(Records about charts and figures)
━━━

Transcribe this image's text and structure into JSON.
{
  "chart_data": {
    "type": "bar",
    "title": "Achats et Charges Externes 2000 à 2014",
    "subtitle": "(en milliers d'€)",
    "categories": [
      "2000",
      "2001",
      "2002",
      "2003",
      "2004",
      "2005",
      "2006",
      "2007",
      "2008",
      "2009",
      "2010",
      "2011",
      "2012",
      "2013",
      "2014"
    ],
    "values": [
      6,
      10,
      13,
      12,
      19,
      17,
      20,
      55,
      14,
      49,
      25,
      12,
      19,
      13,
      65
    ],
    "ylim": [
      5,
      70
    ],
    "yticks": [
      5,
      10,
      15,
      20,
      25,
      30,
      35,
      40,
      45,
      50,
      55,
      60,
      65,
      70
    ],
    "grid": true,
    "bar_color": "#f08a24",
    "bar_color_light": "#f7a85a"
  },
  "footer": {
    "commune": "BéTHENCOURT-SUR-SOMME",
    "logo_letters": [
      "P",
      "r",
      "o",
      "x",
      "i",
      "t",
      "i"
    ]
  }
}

━━━

- **Directions for this task**: Each record above should be restated word for word.

- **Written answer**:
Transcribe this image's text and structure into JSON.
{
  "chart_data": {
    "type": "bar",
    "title": "Achats et Charges Externes 2000 à 2014",
    "subtitle": "(en milliers d'€)",
    "categories": [
      "2000",
      "2001",
      "2002",
      "2003",
      "2004",
      "2005",
      "2006",
      "2007",
      "2008",
      "2009",
      "2010",
      "2011",
      "2012",
      "2013",
      "2014"
    ],
    "values": [
      6,
      10,
      13,
      12,
      19,
      17,
      20,
      55,
      14,
      49,
      25,
      12,
      19,
      13,
      65
    ],
    "ylim": [
      5,
      70
    ],
    "yticks": [
      5,
      10,
      15,
      20,
      25,
      30,
      35,
      40,
      45,
      50,
      55,
      60,
      65,
      70
    ],
    "grid": true,
    "bar_color": "#f08a24",
    "bar_color_light": "#f7a85a"
  },
  "footer": {
    "commune": "BéTHENCOURT-SUR-SOMME",
    "logo_letters": [
      "P",
      "r",
      "o",
      "x",
      "i",
      "t",
      "i"
    ]
  }
}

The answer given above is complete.